[Structured figure records]
----------------------------------------

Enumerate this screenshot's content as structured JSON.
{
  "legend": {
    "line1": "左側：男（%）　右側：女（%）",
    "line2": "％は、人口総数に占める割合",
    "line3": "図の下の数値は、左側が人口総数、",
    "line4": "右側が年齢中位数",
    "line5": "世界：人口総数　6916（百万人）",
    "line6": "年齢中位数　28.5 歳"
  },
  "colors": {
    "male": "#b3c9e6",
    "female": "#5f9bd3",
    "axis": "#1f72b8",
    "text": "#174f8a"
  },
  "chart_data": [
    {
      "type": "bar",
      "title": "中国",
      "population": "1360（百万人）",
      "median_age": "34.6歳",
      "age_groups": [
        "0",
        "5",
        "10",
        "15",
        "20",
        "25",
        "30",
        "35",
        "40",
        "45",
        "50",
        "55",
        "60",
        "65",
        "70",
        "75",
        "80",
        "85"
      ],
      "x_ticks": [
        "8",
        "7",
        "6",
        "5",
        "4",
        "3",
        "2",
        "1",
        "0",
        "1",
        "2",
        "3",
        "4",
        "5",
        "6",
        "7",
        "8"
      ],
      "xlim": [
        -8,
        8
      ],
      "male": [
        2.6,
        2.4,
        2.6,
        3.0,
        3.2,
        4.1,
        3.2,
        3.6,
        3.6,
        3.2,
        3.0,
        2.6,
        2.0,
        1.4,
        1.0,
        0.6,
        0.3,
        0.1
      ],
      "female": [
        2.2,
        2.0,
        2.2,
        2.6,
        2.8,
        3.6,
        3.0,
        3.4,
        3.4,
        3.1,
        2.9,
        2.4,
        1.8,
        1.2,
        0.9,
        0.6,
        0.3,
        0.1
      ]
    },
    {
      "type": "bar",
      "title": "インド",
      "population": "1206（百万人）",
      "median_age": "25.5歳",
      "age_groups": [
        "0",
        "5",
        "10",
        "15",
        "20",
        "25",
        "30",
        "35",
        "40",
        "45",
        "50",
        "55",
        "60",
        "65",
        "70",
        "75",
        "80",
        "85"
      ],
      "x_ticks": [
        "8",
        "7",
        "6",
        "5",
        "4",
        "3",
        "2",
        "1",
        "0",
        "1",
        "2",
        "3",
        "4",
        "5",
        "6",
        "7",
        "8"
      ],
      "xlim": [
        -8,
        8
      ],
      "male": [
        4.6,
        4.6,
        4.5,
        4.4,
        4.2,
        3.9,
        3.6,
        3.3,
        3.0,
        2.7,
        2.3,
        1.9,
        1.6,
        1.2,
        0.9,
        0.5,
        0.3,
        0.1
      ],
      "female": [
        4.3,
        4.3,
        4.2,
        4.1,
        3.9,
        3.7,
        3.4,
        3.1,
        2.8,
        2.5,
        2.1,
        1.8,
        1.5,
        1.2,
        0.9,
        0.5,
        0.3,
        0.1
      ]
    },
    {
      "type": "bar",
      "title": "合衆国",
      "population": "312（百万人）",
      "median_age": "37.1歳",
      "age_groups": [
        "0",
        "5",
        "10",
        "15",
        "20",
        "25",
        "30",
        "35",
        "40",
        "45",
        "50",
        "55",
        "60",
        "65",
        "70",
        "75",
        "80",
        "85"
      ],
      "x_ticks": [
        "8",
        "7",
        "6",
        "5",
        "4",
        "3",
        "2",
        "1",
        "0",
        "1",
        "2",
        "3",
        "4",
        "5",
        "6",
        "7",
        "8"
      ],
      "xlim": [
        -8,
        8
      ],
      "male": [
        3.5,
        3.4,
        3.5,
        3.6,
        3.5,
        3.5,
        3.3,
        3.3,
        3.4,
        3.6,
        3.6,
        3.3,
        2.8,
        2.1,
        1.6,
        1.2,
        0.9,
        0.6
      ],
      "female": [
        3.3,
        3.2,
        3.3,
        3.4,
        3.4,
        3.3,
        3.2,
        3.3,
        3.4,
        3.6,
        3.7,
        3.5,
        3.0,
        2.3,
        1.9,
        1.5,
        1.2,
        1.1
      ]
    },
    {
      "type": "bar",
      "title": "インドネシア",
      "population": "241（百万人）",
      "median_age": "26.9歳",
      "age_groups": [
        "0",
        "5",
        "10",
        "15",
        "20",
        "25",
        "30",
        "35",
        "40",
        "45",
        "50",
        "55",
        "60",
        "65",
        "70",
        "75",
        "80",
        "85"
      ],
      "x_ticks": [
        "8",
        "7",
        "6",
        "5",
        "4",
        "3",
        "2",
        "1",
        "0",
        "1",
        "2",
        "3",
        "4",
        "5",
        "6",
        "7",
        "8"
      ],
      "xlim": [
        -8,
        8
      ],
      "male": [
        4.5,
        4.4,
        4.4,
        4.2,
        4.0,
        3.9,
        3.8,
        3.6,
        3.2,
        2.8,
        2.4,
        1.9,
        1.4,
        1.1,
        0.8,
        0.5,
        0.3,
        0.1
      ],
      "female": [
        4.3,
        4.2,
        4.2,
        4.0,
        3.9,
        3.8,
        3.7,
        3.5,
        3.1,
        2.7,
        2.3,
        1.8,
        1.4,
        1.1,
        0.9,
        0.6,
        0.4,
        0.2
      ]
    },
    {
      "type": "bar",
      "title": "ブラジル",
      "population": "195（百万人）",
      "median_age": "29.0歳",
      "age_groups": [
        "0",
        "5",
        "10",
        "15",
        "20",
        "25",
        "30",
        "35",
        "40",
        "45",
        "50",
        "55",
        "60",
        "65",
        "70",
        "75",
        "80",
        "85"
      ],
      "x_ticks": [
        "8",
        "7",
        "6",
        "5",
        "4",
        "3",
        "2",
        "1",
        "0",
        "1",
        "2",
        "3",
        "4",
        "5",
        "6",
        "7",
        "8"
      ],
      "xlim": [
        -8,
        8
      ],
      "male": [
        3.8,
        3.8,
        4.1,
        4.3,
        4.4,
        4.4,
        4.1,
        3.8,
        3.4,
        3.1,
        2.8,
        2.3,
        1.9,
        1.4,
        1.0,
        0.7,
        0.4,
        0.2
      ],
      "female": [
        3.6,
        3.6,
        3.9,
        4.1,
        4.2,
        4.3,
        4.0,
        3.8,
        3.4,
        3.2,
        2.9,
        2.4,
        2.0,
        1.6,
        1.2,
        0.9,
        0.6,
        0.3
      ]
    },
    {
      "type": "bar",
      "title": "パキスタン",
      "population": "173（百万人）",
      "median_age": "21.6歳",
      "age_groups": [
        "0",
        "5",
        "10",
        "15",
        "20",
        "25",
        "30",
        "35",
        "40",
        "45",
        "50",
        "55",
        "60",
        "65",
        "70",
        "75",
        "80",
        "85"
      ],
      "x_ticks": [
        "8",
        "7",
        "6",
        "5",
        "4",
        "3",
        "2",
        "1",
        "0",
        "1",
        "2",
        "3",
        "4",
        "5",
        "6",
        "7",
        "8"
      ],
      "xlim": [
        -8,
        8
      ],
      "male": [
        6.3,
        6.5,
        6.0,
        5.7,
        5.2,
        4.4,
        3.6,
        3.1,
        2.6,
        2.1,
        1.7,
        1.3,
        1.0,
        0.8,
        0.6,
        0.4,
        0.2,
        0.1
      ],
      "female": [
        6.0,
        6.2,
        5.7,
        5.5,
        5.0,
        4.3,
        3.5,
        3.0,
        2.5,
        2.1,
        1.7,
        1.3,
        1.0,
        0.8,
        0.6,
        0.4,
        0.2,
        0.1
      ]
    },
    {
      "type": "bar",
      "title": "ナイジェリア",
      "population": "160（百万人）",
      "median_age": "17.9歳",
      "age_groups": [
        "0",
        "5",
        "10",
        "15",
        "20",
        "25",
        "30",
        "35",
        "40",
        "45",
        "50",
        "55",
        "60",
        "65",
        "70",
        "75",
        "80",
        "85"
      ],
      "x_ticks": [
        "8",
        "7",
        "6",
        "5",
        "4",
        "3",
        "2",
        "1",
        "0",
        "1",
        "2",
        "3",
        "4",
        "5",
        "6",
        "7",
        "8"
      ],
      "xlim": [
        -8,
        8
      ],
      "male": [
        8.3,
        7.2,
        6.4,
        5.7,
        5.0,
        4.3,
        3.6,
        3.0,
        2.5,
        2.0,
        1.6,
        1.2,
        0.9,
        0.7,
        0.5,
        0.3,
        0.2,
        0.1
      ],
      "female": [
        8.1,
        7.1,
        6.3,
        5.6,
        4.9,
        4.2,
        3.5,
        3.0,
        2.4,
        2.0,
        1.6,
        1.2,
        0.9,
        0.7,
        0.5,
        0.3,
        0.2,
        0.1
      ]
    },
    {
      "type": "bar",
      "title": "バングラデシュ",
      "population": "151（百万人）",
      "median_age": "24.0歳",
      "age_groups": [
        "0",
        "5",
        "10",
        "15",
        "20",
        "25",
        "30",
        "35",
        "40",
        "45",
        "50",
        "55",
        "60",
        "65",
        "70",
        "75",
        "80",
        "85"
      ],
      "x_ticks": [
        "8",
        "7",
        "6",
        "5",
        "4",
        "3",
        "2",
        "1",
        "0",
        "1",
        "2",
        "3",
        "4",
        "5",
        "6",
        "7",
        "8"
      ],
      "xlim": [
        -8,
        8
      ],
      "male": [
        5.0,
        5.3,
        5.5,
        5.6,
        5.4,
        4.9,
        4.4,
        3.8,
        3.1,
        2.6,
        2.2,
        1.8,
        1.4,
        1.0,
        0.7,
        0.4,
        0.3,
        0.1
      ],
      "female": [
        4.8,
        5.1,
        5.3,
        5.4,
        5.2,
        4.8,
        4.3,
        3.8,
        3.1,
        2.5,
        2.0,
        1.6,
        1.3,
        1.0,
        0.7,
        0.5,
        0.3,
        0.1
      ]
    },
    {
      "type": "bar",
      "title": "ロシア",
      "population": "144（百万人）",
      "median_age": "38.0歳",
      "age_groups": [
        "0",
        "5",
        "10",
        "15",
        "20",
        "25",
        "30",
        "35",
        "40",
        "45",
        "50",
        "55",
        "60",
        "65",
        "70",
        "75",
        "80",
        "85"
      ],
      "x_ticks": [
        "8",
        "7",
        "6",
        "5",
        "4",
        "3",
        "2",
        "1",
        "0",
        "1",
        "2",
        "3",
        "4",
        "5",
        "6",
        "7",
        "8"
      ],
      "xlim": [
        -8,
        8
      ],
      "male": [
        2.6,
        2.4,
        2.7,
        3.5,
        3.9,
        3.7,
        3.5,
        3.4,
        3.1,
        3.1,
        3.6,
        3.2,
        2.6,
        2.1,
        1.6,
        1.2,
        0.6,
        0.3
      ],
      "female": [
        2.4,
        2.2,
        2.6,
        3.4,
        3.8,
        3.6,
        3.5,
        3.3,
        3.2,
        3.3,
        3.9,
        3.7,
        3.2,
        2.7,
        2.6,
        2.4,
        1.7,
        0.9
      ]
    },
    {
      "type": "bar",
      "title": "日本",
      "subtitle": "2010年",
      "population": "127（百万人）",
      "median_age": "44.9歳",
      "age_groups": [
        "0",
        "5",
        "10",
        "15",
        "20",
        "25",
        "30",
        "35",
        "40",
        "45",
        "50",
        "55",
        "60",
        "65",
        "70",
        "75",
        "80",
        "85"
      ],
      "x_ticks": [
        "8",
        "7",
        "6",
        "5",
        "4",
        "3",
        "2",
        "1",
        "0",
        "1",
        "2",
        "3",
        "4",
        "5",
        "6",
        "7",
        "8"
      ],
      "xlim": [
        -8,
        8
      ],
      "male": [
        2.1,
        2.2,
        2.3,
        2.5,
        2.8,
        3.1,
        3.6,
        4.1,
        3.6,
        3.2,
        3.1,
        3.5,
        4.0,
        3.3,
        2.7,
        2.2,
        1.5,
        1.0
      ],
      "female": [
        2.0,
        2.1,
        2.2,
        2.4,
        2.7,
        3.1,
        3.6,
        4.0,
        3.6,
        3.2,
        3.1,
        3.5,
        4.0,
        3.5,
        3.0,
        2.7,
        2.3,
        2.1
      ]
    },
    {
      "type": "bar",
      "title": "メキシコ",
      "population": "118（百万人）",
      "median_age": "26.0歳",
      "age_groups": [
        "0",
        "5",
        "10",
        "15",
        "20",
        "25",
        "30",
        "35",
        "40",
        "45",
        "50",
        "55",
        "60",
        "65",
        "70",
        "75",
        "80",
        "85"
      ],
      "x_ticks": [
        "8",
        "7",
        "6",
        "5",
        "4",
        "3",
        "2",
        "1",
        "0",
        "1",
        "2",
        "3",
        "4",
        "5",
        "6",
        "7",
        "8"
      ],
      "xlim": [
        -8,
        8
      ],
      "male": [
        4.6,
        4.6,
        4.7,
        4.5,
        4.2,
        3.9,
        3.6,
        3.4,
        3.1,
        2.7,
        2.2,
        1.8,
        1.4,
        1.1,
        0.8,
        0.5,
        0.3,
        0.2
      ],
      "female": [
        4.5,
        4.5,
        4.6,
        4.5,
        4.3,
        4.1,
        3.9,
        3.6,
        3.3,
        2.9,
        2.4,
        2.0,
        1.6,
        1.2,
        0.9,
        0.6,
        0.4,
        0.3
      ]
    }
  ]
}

----------------------------------------

**Exercise requirements**
Gather each line in the entries above where the string "population" is found.

**Result of the exercise**
      "population": "1360（百万人）",
      "population": "1206（百万人）",
      "population": "312（百万人）",
      "population": "241（百万人）",
      "population": "195（百万人）",
      "population": "173（百万人）",
      "population": "160（百万人）",
      "population": "151（百万人）",
      "population": "144（百万人）",
      "population": "127（百万人）",
      "population": "118（百万人）",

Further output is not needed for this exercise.